**Written request**
Do any lines in the data below contain "resonances"? If so, copy every one of them.

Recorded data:
....................

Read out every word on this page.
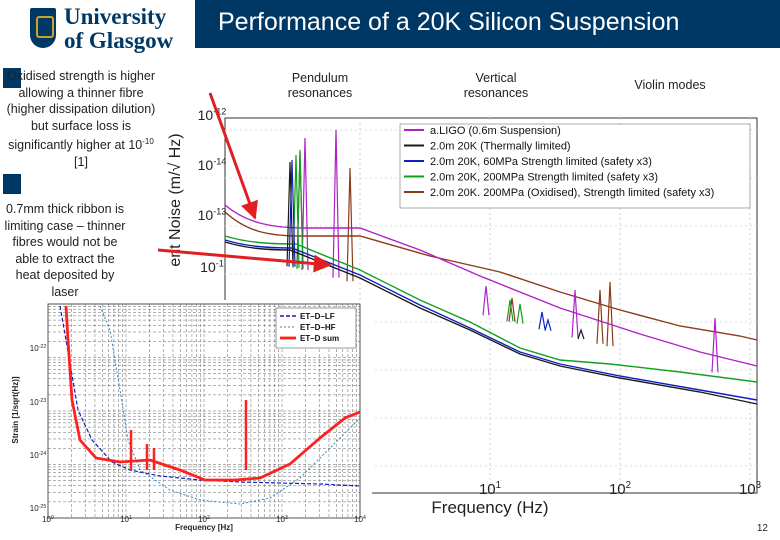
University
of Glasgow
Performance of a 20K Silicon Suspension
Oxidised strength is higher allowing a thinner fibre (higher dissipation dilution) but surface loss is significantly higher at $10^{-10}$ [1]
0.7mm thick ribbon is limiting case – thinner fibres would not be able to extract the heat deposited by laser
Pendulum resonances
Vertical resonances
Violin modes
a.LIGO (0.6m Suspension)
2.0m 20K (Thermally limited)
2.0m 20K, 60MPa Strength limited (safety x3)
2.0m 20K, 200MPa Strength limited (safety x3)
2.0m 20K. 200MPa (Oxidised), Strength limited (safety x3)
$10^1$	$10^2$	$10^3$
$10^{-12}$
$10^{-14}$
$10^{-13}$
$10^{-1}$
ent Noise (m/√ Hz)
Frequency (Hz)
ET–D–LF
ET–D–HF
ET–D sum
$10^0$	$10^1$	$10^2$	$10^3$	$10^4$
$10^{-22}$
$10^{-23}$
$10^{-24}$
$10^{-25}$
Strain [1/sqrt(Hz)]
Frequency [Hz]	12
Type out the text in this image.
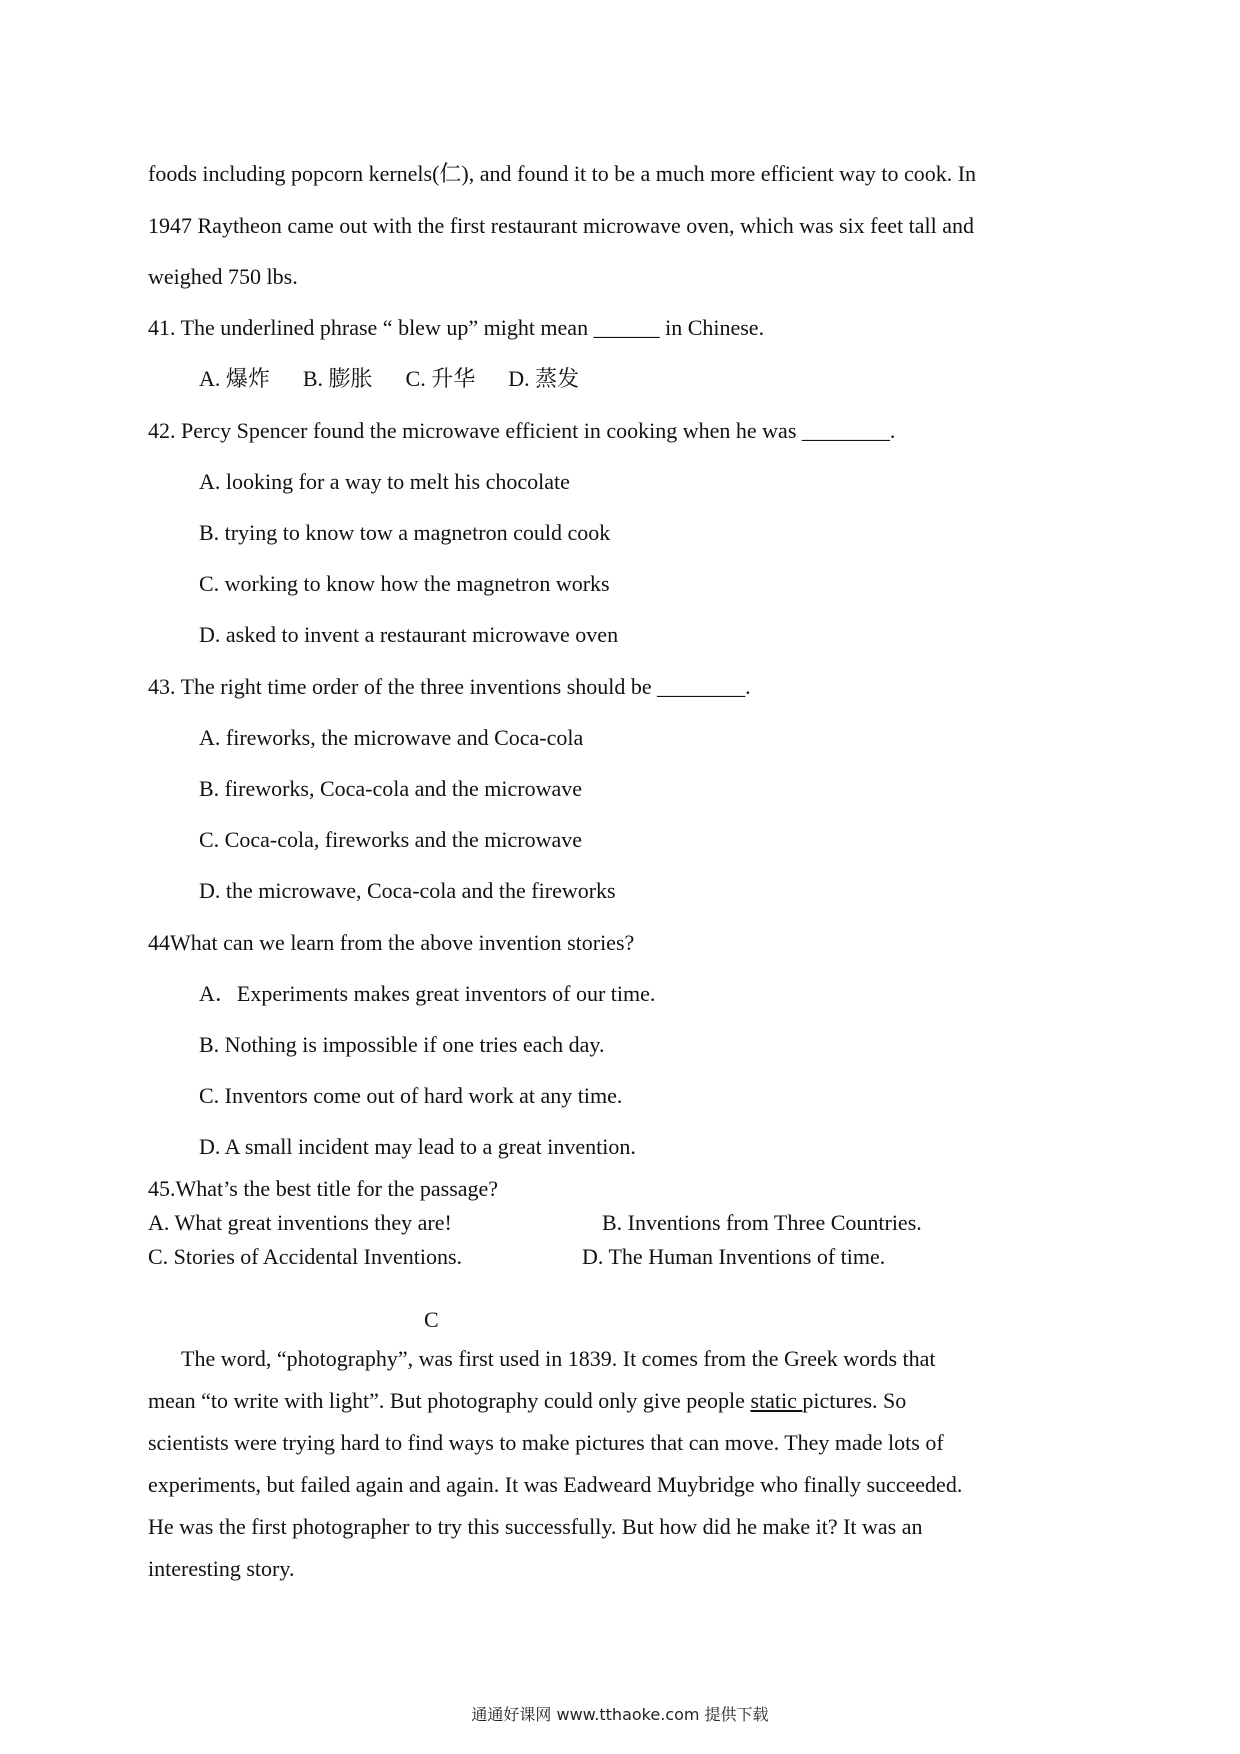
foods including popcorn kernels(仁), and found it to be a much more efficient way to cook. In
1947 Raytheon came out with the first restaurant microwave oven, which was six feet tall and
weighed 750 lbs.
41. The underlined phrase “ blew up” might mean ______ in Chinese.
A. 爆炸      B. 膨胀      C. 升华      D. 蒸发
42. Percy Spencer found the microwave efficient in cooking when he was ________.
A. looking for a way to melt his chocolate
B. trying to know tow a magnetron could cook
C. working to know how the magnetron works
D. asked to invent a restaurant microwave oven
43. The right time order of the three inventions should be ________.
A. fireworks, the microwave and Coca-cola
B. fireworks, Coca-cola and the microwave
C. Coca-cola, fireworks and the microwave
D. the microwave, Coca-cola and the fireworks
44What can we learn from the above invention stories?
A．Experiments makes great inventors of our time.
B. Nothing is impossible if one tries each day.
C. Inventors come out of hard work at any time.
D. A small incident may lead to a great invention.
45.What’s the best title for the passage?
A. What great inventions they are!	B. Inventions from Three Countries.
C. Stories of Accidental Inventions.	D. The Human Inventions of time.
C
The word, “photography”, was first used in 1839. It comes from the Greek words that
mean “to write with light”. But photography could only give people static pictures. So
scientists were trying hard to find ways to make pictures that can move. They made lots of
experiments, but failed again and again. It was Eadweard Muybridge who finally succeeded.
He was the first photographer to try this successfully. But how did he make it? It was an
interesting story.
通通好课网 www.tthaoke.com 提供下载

....................

**Exercise response**
Pendulum resonances
Vertical resonances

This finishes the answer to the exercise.